> _Data shown_

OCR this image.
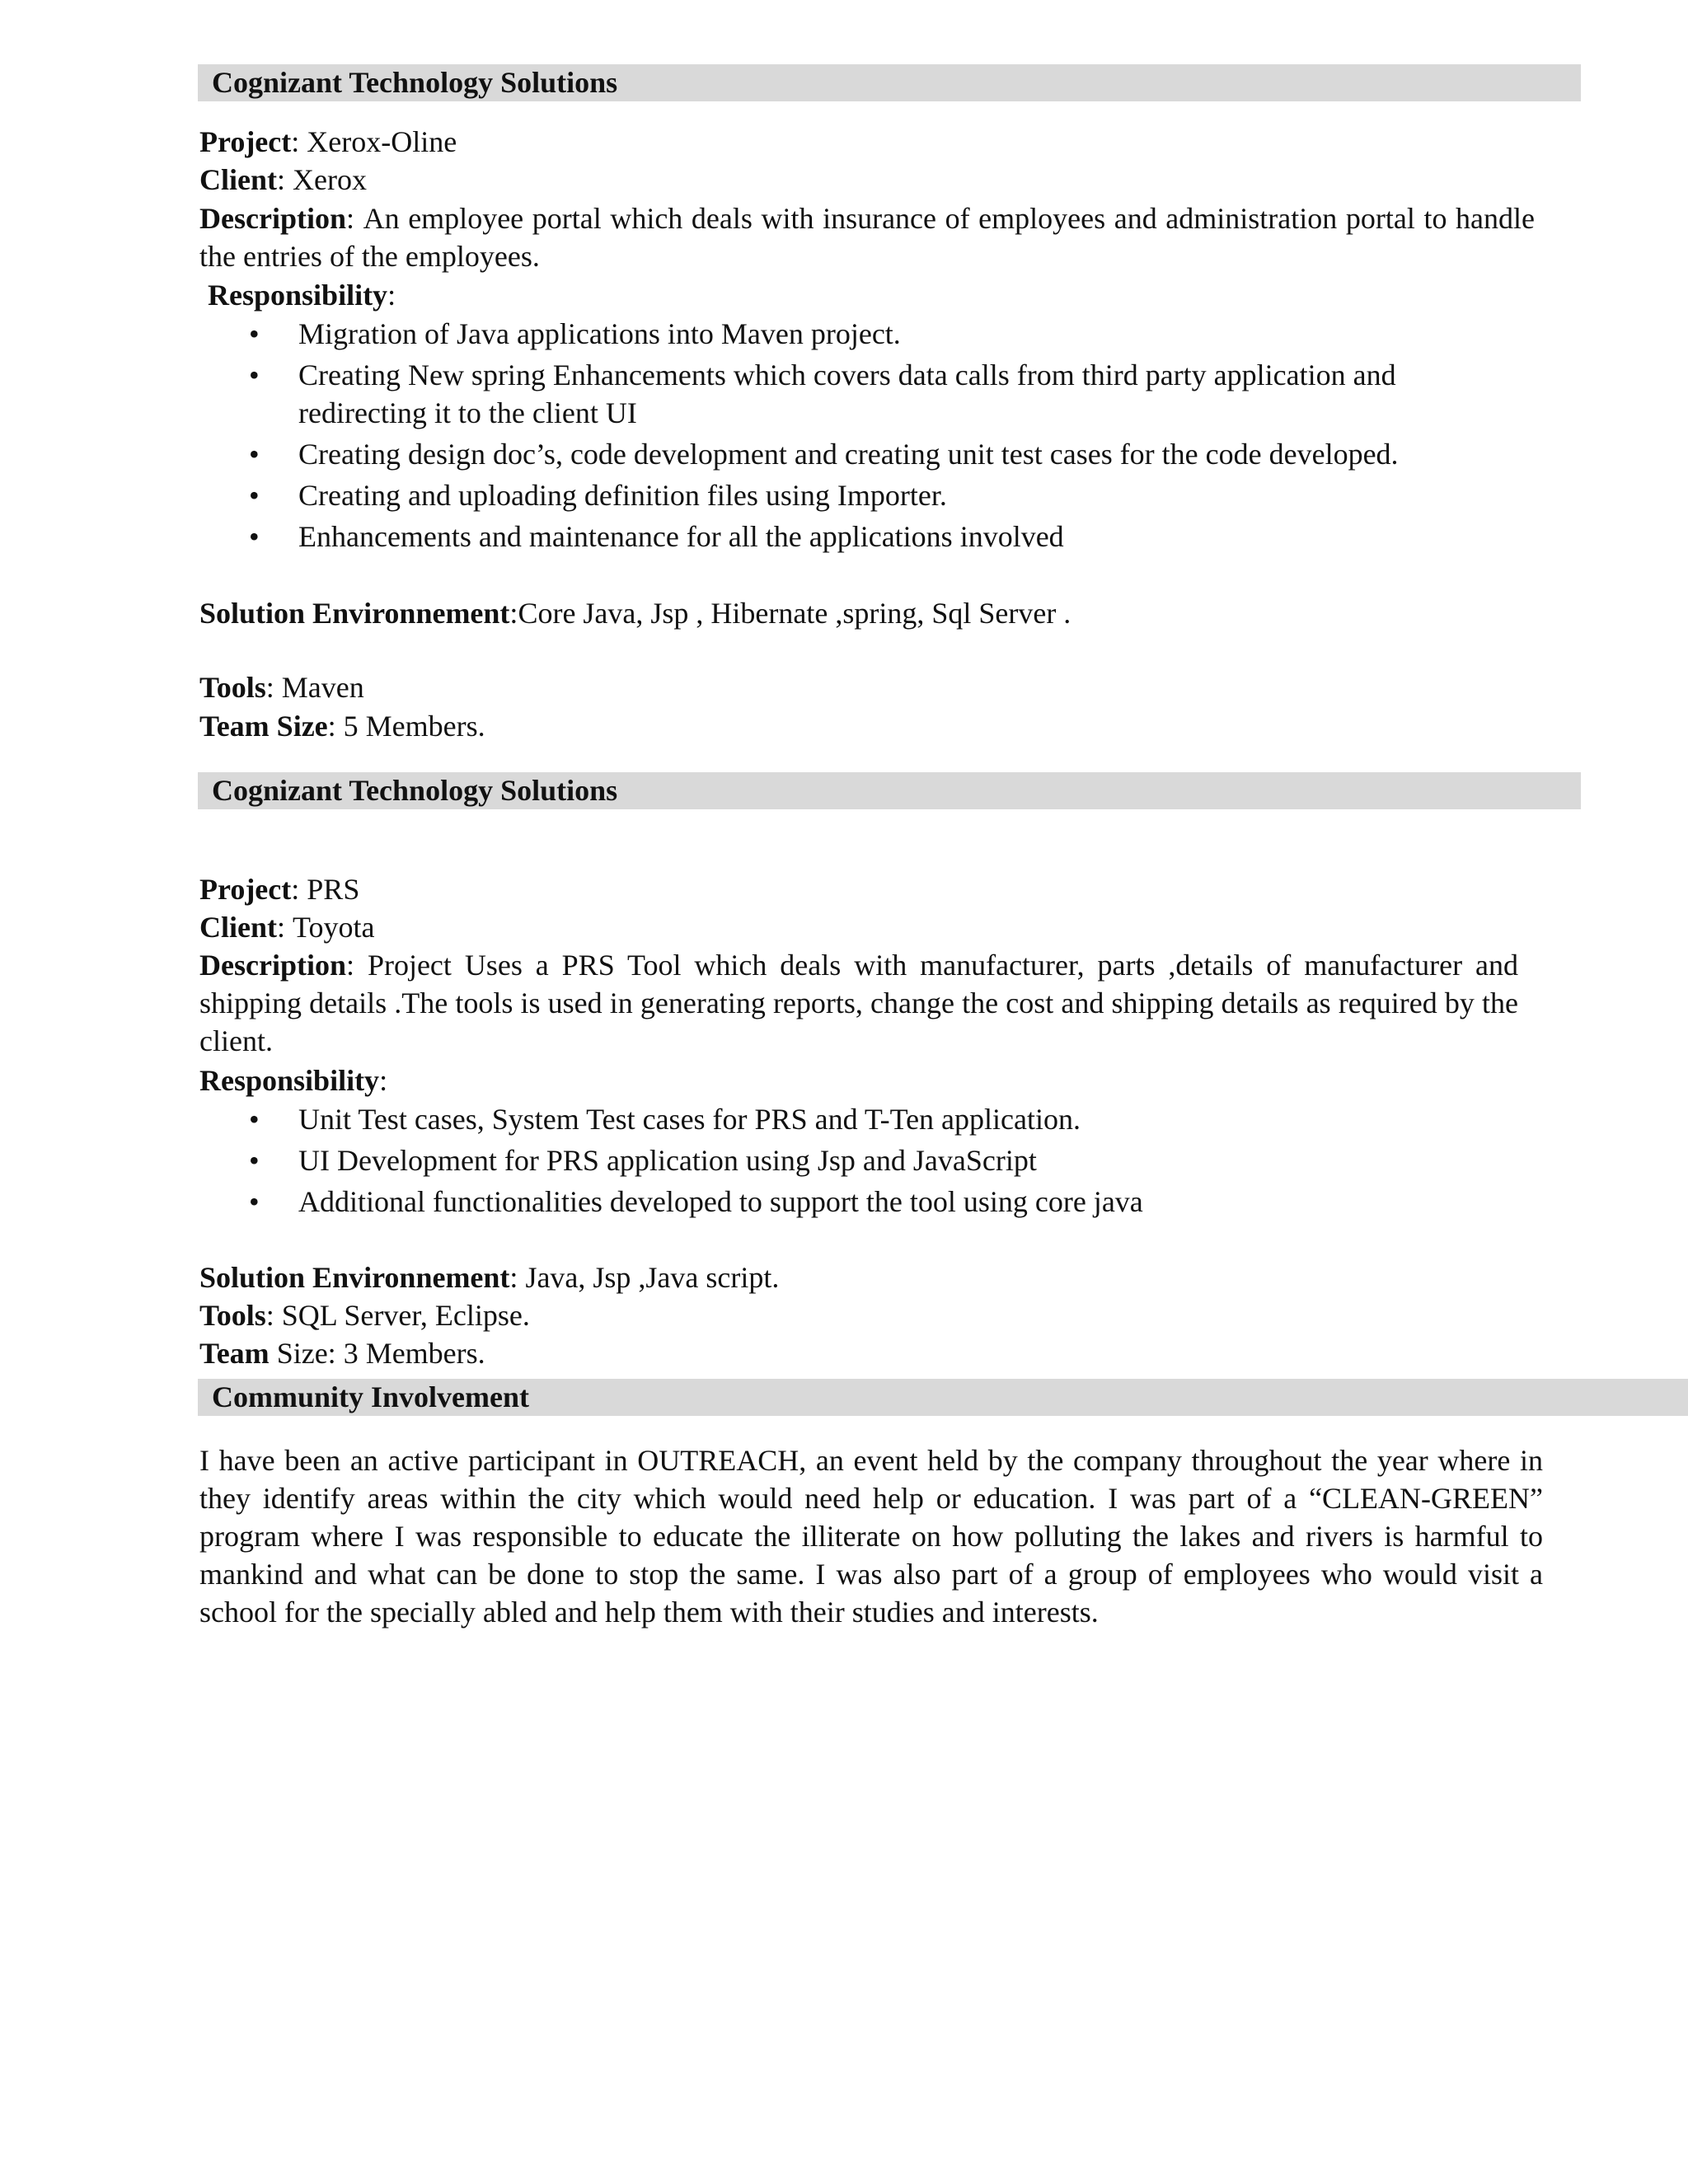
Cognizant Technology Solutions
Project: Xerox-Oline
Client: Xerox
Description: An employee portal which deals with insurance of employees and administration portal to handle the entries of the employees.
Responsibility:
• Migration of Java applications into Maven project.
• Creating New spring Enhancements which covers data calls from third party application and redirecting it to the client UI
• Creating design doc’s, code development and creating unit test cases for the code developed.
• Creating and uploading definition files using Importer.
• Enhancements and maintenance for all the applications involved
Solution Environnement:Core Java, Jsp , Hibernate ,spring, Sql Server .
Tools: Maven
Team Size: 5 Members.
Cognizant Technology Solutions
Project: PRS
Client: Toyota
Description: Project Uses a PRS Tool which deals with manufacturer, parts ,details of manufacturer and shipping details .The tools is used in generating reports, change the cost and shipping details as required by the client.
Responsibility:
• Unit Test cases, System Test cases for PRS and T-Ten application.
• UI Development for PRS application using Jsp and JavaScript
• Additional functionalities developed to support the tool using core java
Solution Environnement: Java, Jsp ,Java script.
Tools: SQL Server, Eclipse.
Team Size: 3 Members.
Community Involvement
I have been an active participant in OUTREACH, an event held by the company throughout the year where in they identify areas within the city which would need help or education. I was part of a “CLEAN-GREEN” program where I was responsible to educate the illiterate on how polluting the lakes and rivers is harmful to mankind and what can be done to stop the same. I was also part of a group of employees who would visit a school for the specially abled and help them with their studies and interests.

---

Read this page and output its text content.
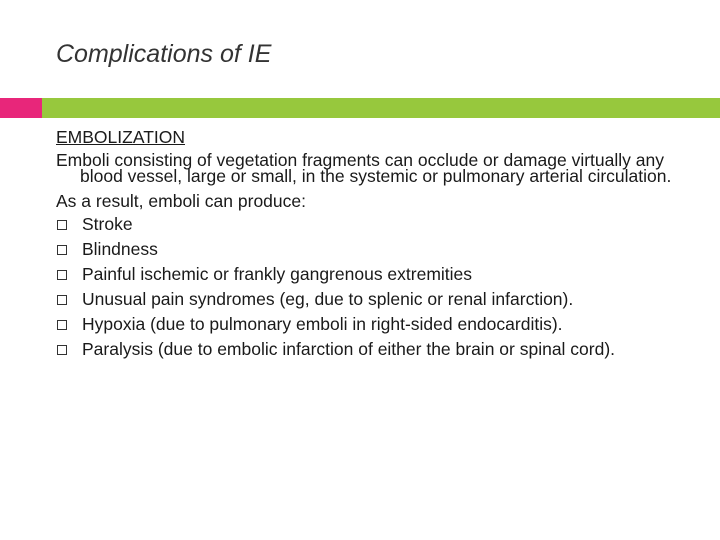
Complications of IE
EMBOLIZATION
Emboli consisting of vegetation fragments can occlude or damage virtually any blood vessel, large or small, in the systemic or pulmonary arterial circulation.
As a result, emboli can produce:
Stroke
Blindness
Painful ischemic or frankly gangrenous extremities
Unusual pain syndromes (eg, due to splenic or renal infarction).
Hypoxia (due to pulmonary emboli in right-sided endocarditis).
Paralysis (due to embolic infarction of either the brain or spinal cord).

> _Task description_
Gather all lines from the records above in which "Maven" appears.

> _Full output_
• Migration of Java applications into Maven project.
Tools: Maven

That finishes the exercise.